== Short exercise ==
Write out the data below in full, unchanged, minus the images.
═════ Data records ═════
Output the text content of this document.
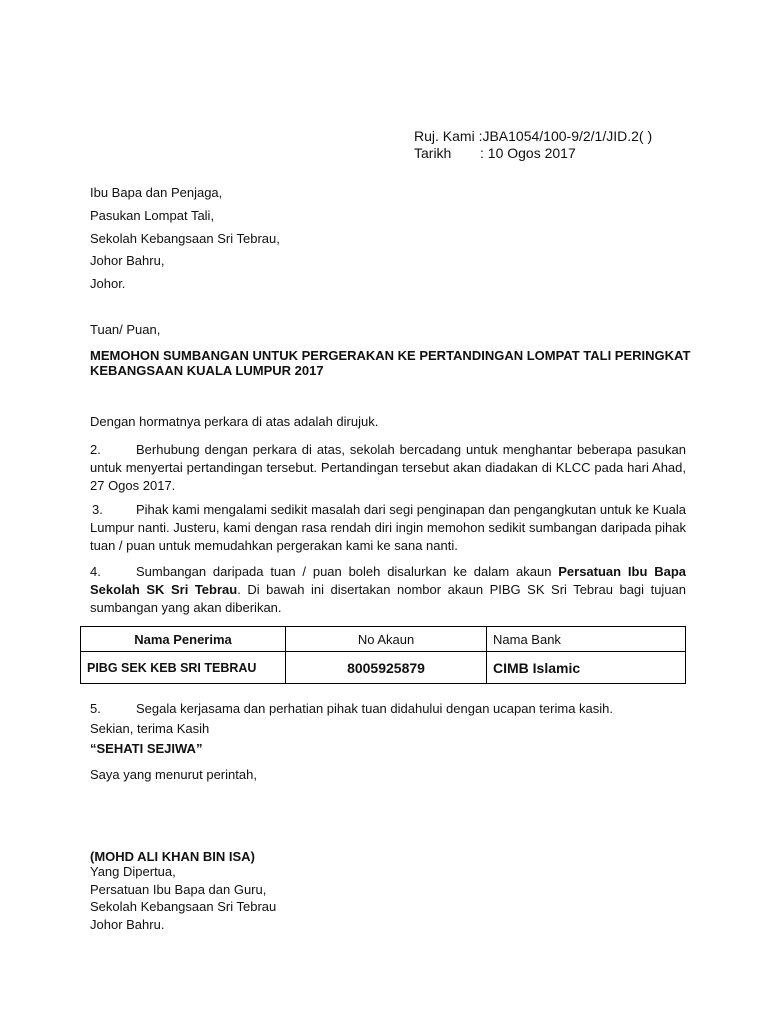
Ruj. Kami :JBA1054/100-9/2/1/JID.2( )
Tarikh : 10 Ogos 2017
Ibu Bapa dan Penjaga,
Pasukan Lompat Tali,
Sekolah Kebangsaan Sri Tebrau,
Johor Bahru,
Johor.
Tuan/ Puan,
MEMOHON SUMBANGAN UNTUK PERGERAKAN KE PERTANDINGAN LOMPAT TALI PERINGKAT
KEBANGSAAN KUALA LUMPUR 2017
Dengan hormatnya perkara di atas adalah dirujuk.
2.	Berhubung dengan perkara di atas, sekolah bercadang untuk menghantar beberapa pasukan untuk menyertai pertandingan tersebut. Pertandingan tersebut akan diadakan di KLCC pada hari Ahad, 27 Ogos 2017.
3.	Pihak kami mengalami sedikit masalah dari segi penginapan dan pengangkutan untuk ke Kuala Lumpur nanti. Justeru, kami dengan rasa rendah diri ingin memohon sedikit sumbangan daripada pihak tuan / puan untuk memudahkan pergerakan kami ke sana nanti.
4.	Sumbangan daripada tuan / puan boleh disalurkan ke dalam akaun Persatuan Ibu Bapa Sekolah SK Sri Tebrau. Di bawah ini disertakan nombor akaun PIBG SK Sri Tebrau bagi tujuan sumbangan yang akan diberikan.
Nama Penerima	No Akaun	Nama Bank
PIBG SEK KEB SRI TEBRAU	8005925879	CIMB Islamic
5.	Segala kerjasama dan perhatian pihak tuan didahului dengan ucapan terima kasih.
Sekian, terima Kasih
“SEHATI SEJIWA”
Saya yang menurut perintah,
(MOHD ALI KHAN BIN ISA)
Yang Dipertua,
Persatuan Ibu Bapa dan Guru,
Sekolah Kebangsaan Sri Tebrau
Johor Bahru.
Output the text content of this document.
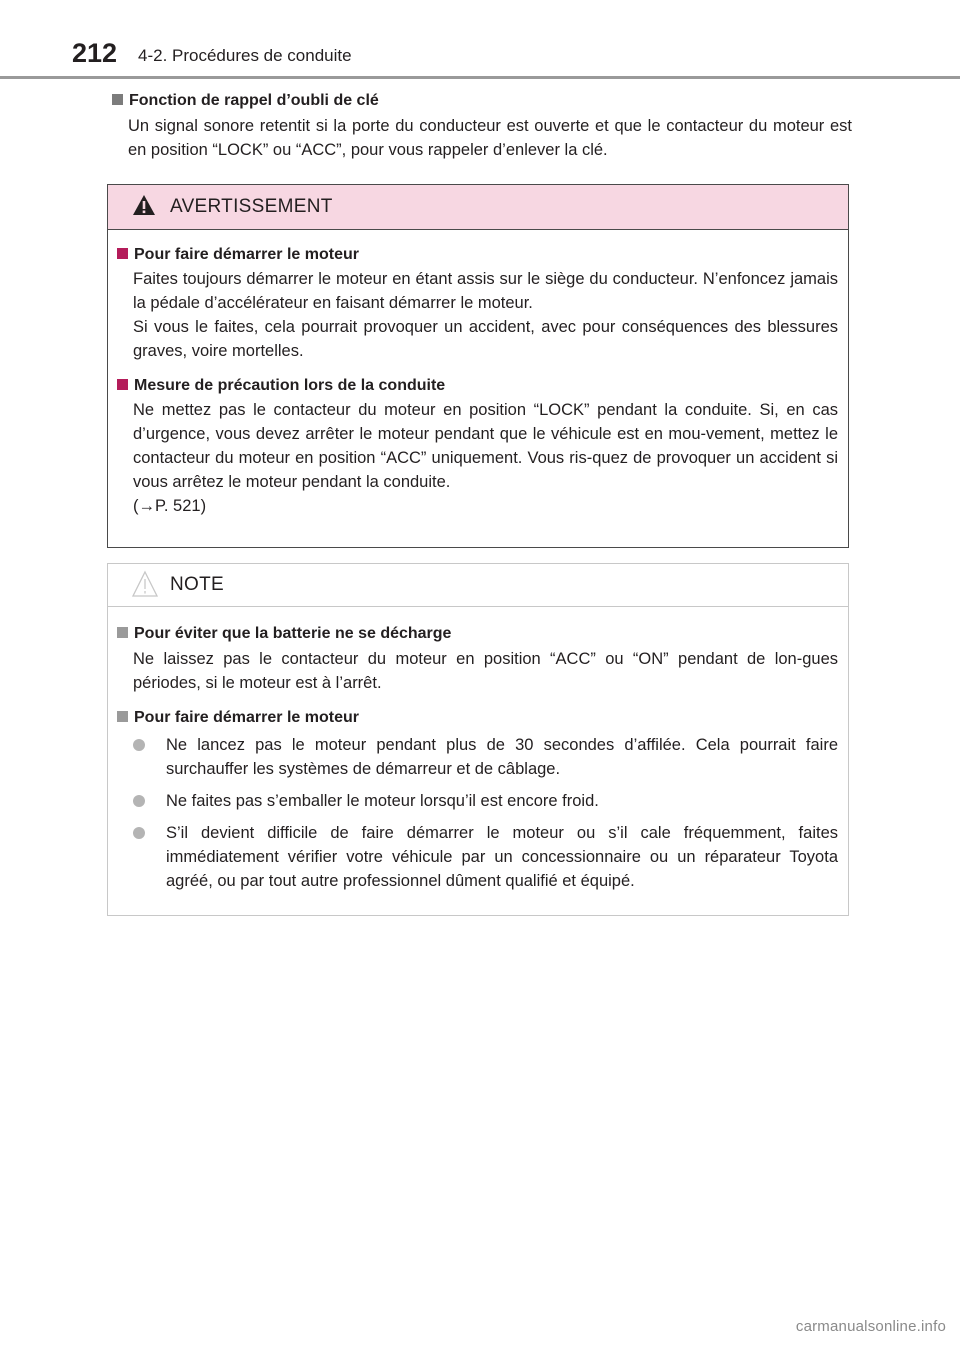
212 4-2. Procédures de conduite
Fonction de rappel d’oubli de clé
Un signal sonore retentit si la porte du conducteur est ouverte et que le contacteur du moteur est en position “LOCK” ou “ACC”, pour vous rappeler d’enlever la clé.
AVERTISSEMENT
Pour faire démarrer le moteur
Faites toujours démarrer le moteur en étant assis sur le siège du conducteur. N’enfoncez jamais la pédale d’accélérateur en faisant démarrer le moteur.
Si vous le faites, cela pourrait provoquer un accident, avec pour conséquences des blessures graves, voire mortelles.
Mesure de précaution lors de la conduite
Ne mettez pas le contacteur du moteur en position “LOCK” pendant la conduite. Si, en cas d’urgence, vous devez arrêter le moteur pendant que le véhicule est en mou-vement, mettez le contacteur du moteur en position “ACC” uniquement. Vous ris-quez de provoquer un accident si vous arrêtez le moteur pendant la conduite.
(→P. 521)
NOTE
Pour éviter que la batterie ne se décharge
Ne laissez pas le contacteur du moteur en position “ACC” ou “ON” pendant de lon-gues périodes, si le moteur est à l’arrêt.
Pour faire démarrer le moteur
Ne lancez pas le moteur pendant plus de 30 secondes d’affilée. Cela pourrait faire surchauffer les systèmes de démarreur et de câblage.
Ne faites pas s’emballer le moteur lorsqu’il est encore froid.
S’il devient difficile de faire démarrer le moteur ou s’il cale fréquemment, faites immédiatement vérifier votre véhicule par un concessionnaire ou un réparateur Toyota agréé, ou par tout autre professionnel dûment qualifié et équipé.
carmanualsonline.info
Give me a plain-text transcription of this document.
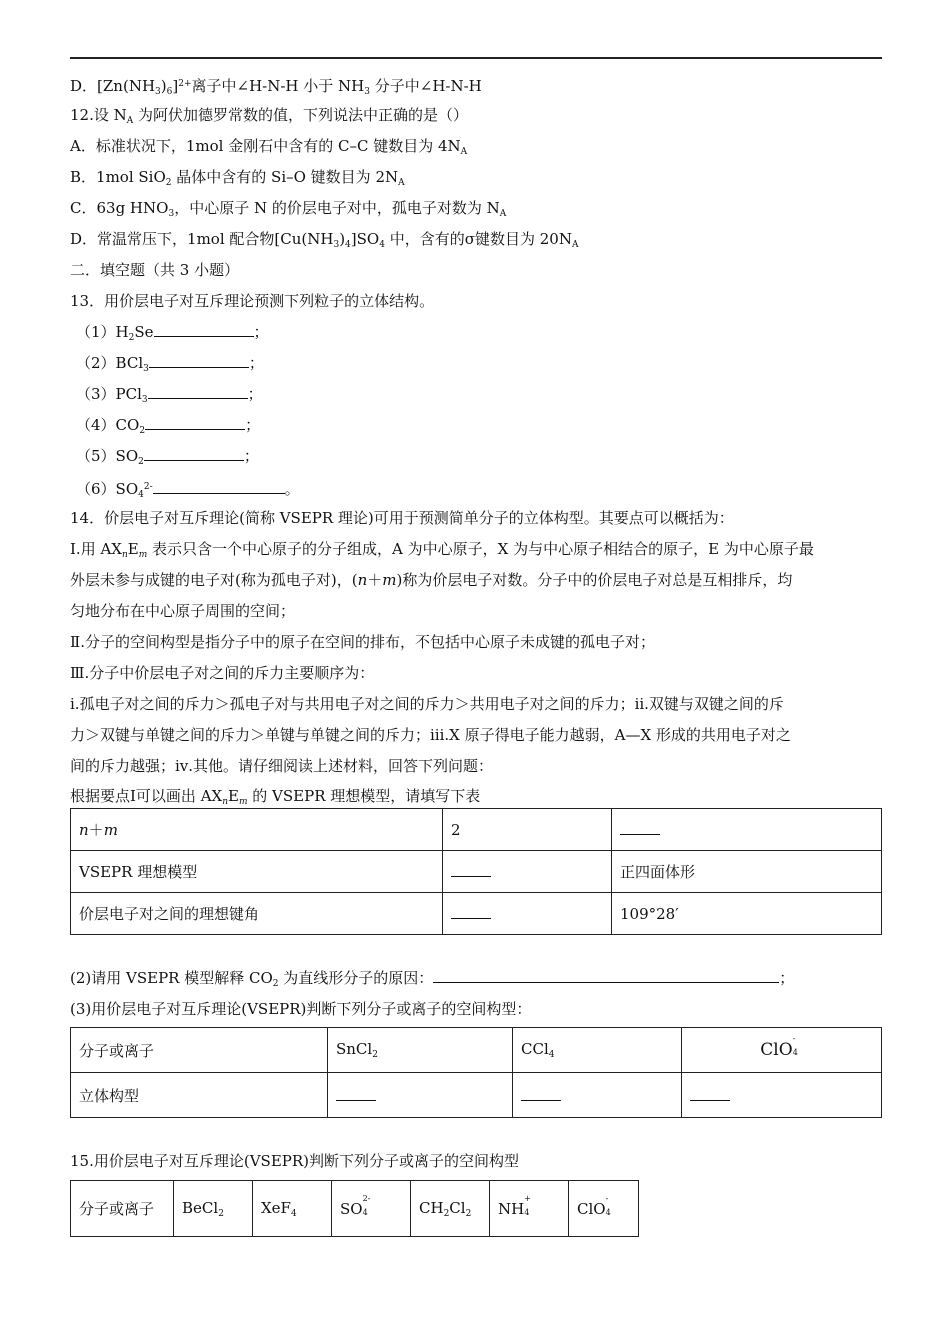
D．$[Zn(NH_3)_6]^{2+}$离子中∠H-N-H 小于 $NH_3$ 分子中∠H-N-H
12.设 $N_A$ 为阿伏加德罗常数的值，下列说法中正确的是（）
A．标准状况下，1mol 金刚石中含有的 C–C 键数目为 $4N_A$
B．1mol SiO$_2$ 晶体中含有的 Si–O 键数目为 $2N_A$
C．63g $HNO_3$，中心原子 N 的价层电子对中，孤电子对数为 $N_A$
D．常温常压下，1mol 配合物$[Cu(NH_3)_4]SO_4$ 中，含有的σ键数目为 $20N_A$
二．填空题（共 3 小题）
13．用价层电子对互斥理论预测下列粒子的立体结构。
$(1)H_2Se$	；
（2）BCl$_3$	；
（3）PCl$_3$	；
$(4)CO_2$	；
$(5)SO_2$	；
$(6)SO_4^{2-}$	。
14．价层电子对互斥理论(简称 VSEPR 理论)可用于预测简单分子的立体构型。其要点可以概括为：
Ⅰ.用 $AX_nE_m$ 表示只含一个中心原子的分子组成，A 为中心原子，X 为与中心原子相结合的原子，E 为中心原子最
外层未参与成键的电子对(称为孤电子对)，(n＋m)称为价层电子对数。分子中的价层电子对总是互相排斥，均
匀地分布在中心原子周围的空间；
Ⅱ.分子的空间构型是指分子中的原子在空间的排布，不包括中心原子未成键的孤电子对；
Ⅲ.分子中价层电子对之间的斥力主要顺序为：
i.孤电子对之间的斥力＞孤电子对与共用电子对之间的斥力＞共用电子对之间的斥力；ⅱ.双键与双键之间的斥
力＞双键与单键之间的斥力＞单键与单键之间的斥力；ⅲ.X 原子得电子能力越弱，A—X 形成的共用电子对之
间的斥力越强；ⅳ.其他。请仔细阅读上述材料，回答下列问题：
根据要点Ⅰ可以画出 $AX_nE_m$ 的 VSEPR 理想模型，请填写下表
n＋m	2	
VSEPR 理想模型		正四面体形
价层电子对之间的理想键角		109°28′
(2)请用 VSEPR 模型解释 $CO_2$ 为直线形分子的原因：	；
(3)用价层电子对互斥理论(VSEPR)判断下列分子或离子的空间构型：
分子或离子	SnCl$_2$	CCl$_4$	ClO
-
4

立体构型			
15.用价层电子对互斥理论(VSEPR)判断下列分子或离子的空间构型
分子或离子	BeCl$_2$	XeF$_4$	SO
2-
4	$CH_2Cl_2$	NH
+
4	ClO
-
4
═════
== The output ==
Output the text content of this document.
Ruj. Kami :JBA1054/100-9/2/1/JID.2( )
Tarikh : 10 Ogos 2017
Ibu Bapa dan Penjaga,
Pasukan Lompat Tali,
Sekolah Kebangsaan Sri Tebrau,
Johor Bahru,
Johor.
Tuan/ Puan,
MEMOHON SUMBANGAN UNTUK PERGERAKAN KE PERTANDINGAN LOMPAT TALI PERINGKAT
KEBANGSAAN KUALA LUMPUR 2017
Dengan hormatnya perkara di atas adalah dirujuk.
2.	Berhubung dengan perkara di atas, sekolah bercadang untuk menghantar beberapa pasukan untuk menyertai pertandingan tersebut. Pertandingan tersebut akan diadakan di KLCC pada hari Ahad, 27 Ogos 2017.
3.	Pihak kami mengalami sedikit masalah dari segi penginapan dan pengangkutan untuk ke Kuala Lumpur nanti. Justeru, kami dengan rasa rendah diri ingin memohon sedikit sumbangan daripada pihak tuan / puan untuk memudahkan pergerakan kami ke sana nanti.
4.	Sumbangan daripada tuan / puan boleh disalurkan ke dalam akaun Persatuan Ibu Bapa Sekolah SK Sri Tebrau. Di bawah ini disertakan nombor akaun PIBG SK Sri Tebrau bagi tujuan sumbangan yang akan diberikan.
Nama Penerima	No Akaun	Nama Bank
PIBG SEK KEB SRI TEBRAU	8005925879	CIMB Islamic
5.	Segala kerjasama dan perhatian pihak tuan didahului dengan ucapan terima kasih.
Sekian, terima Kasih
“SEHATI SEJIWA”
Saya yang menurut perintah,
(MOHD ALI KHAN BIN ISA)
Yang Dipertua,
Persatuan Ibu Bapa dan Guru,
Sekolah Kebangsaan Sri Tebrau
Johor Bahru.
Output the text content of this document.
212 4-2. Procédures de conduite
Fonction de rappel d’oubli de clé
Un signal sonore retentit si la porte du conducteur est ouverte et que le contacteur du moteur est en position “LOCK” ou “ACC”, pour vous rappeler d’enlever la clé.
AVERTISSEMENT
Pour faire démarrer le moteur
Faites toujours démarrer le moteur en étant assis sur le siège du conducteur. N’enfoncez jamais la pédale d’accélérateur en faisant démarrer le moteur.
Si vous le faites, cela pourrait provoquer un accident, avec pour conséquences des blessures graves, voire mortelles.
Mesure de précaution lors de la conduite
Ne mettez pas le contacteur du moteur en position “LOCK” pendant la conduite. Si, en cas d’urgence, vous devez arrêter le moteur pendant que le véhicule est en mou-vement, mettez le contacteur du moteur en position “ACC” uniquement. Vous ris-quez de provoquer un accident si vous arrêtez le moteur pendant la conduite.
(→P. 521)
NOTE
Pour éviter que la batterie ne se décharge
Ne laissez pas le contacteur du moteur en position “ACC” ou “ON” pendant de lon-gues périodes, si le moteur est à l’arrêt.
Pour faire démarrer le moteur
Ne lancez pas le moteur pendant plus de 30 secondes d’affilée. Cela pourrait faire surchauffer les systèmes de démarreur et de câblage.
Ne faites pas s’emballer le moteur lorsqu’il est encore froid.
S’il devient difficile de faire démarrer le moteur ou s’il cale fréquemment, faites immédiatement vérifier votre véhicule par un concessionnaire ou un réparateur Toyota agréé, ou par tout autre professionnel dûment qualifié et équipé.
carmanualsonline.info
Give me a plain-text transcription of this document.
D．$[Zn(NH_3)_6]^{2+}$离子中∠H-N-H 小于 $NH_3$ 分子中∠H-N-H
12.设 $N_A$ 为阿伏加德罗常数的值，下列说法中正确的是（）
A．标准状况下，1mol 金刚石中含有的 C–C 键数目为 $4N_A$
B．1mol SiO$_2$ 晶体中含有的 Si–O 键数目为 $2N_A$
C．63g $HNO_3$，中心原子 N 的价层电子对中，孤电子对数为 $N_A$
D．常温常压下，1mol 配合物$[Cu(NH_3)_4]SO_4$ 中，含有的σ键数目为 $20N_A$
二．填空题（共 3 小题）
13．用价层电子对互斥理论预测下列粒子的立体结构。
$(1)H_2Se$	；
（2）BCl$_3$	；
（3）PCl$_3$	；
$(4)CO_2$	；
$(5)SO_2$	；
$(6)SO_4^{2-}$	。
14．价层电子对互斥理论(简称 VSEPR 理论)可用于预测简单分子的立体构型。其要点可以概括为：
Ⅰ.用 $AX_nE_m$ 表示只含一个中心原子的分子组成，A 为中心原子，X 为与中心原子相结合的原子，E 为中心原子最
外层未参与成键的电子对(称为孤电子对)，(n＋m)称为价层电子对数。分子中的价层电子对总是互相排斥，均
匀地分布在中心原子周围的空间；
Ⅱ.分子的空间构型是指分子中的原子在空间的排布，不包括中心原子未成键的孤电子对；
Ⅲ.分子中价层电子对之间的斥力主要顺序为：
i.孤电子对之间的斥力＞孤电子对与共用电子对之间的斥力＞共用电子对之间的斥力；ⅱ.双键与双键之间的斥
力＞双键与单键之间的斥力＞单键与单键之间的斥力；ⅲ.X 原子得电子能力越弱，A—X 形成的共用电子对之
间的斥力越强；ⅳ.其他。请仔细阅读上述材料，回答下列问题：
根据要点Ⅰ可以画出 $AX_nE_m$ 的 VSEPR 理想模型，请填写下表
n＋m	2	
VSEPR 理想模型		正四面体形
价层电子对之间的理想键角		109°28′
(2)请用 VSEPR 模型解释 $CO_2$ 为直线形分子的原因：	；
(3)用价层电子对互斥理论(VSEPR)判断下列分子或离子的空间构型：
分子或离子	SnCl$_2$	CCl$_4$	ClO
-
4

立体构型			
15.用价层电子对互斥理论(VSEPR)判断下列分子或离子的空间构型
分子或离子	BeCl$_2$	XeF$_4$	SO
2-
4	$CH_2Cl_2$	NH
+
4	ClO
-
4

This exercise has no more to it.